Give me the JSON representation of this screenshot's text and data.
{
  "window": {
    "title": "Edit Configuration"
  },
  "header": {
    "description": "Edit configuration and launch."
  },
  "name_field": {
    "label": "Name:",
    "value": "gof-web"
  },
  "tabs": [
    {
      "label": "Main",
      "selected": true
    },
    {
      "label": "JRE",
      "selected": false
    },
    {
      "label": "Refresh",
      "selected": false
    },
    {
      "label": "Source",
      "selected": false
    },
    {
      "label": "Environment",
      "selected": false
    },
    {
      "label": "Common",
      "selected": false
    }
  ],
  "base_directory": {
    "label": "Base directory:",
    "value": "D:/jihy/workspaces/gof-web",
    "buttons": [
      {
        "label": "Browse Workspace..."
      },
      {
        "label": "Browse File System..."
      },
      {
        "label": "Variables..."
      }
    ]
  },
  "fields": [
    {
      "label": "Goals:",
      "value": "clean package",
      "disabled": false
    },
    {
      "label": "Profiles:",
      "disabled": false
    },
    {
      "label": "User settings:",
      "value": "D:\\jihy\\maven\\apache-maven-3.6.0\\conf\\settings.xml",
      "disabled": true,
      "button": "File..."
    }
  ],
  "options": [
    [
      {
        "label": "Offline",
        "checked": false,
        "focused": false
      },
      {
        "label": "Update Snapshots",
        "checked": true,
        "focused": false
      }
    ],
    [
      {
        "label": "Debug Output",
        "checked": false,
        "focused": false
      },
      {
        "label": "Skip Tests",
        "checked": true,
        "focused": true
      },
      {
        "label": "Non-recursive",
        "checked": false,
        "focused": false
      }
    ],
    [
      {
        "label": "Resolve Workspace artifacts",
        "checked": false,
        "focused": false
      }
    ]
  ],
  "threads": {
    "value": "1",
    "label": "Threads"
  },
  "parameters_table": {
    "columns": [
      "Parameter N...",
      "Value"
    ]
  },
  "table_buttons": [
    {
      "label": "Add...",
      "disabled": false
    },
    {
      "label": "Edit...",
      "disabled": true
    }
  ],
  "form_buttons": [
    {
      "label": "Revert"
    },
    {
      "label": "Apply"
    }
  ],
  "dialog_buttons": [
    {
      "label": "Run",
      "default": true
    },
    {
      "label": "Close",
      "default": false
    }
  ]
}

——————————

Nothing in the data may differ; print all of it exactly as written.

Give me the JSON representation of this screenshot's text and data.
{
  "window": {
    "title": "Edit Configuration"
  },
  "header": {
    "description": "Edit configuration and launch."
  },
  "name_field": {
    "label": "Name:",
    "value": "gof-web"
  },
  "tabs": [
    {
      "label": "Main",
      "selected": true
    },
    {
      "label": "JRE",
      "selected": false
    },
    {
      "label": "Refresh",
      "selected": false
    },
    {
      "label": "Source",
      "selected": false
    },
    {
      "label": "Environment",
      "selected": false
    },
    {
      "label": "Common",
      "selected": false
    }
  ],
  "base_directory": {
    "label": "Base directory:",
    "value": "D:/jihy/workspaces/gof-web",
    "buttons": [
      {
        "label": "Browse Workspace..."
      },
      {
        "label": "Browse File System..."
      },
      {
        "label": "Variables..."
      }
    ]
  },
  "fields": [
    {
      "label": "Goals:",
      "value": "clean package",
      "disabled": false
    },
    {
      "label": "Profiles:",
      "disabled": false
    },
    {
      "label": "User settings:",
      "value": "D:\\jihy\\maven\\apache-maven-3.6.0\\conf\\settings.xml",
      "disabled": true,
      "button": "File..."
    }
  ],
  "options": [
    [
      {
        "label": "Offline",
        "checked": false,
        "focused": false
      },
      {
        "label": "Update Snapshots",
        "checked": true,
        "focused": false
      }
    ],
    [
      {
        "label": "Debug Output",
        "checked": false,
        "focused": false
      },
      {
        "label": "Skip Tests",
        "checked": true,
        "focused": true
      },
      {
        "label": "Non-recursive",
        "checked": false,
        "focused": false
      }
    ],
    [
      {
        "label": "Resolve Workspace artifacts",
        "checked": false,
        "focused": false
      }
    ]
  ],
  "threads": {
    "value": "1",
    "label": "Threads"
  },
  "parameters_table": {
    "columns": [
      "Parameter N...",
      "Value"
    ]
  },
  "table_buttons": [
    {
      "label": "Add...",
      "disabled": false
    },
    {
      "label": "Edit...",
      "disabled": true
    }
  ],
  "form_buttons": [
    {
      "label": "Revert"
    },
    {
      "label": "Apply"
    }
  ],
  "dialog_buttons": [
    {
      "label": "Run",
      "default": true
    },
    {
      "label": "Close",
      "default": false
    }
  ]
}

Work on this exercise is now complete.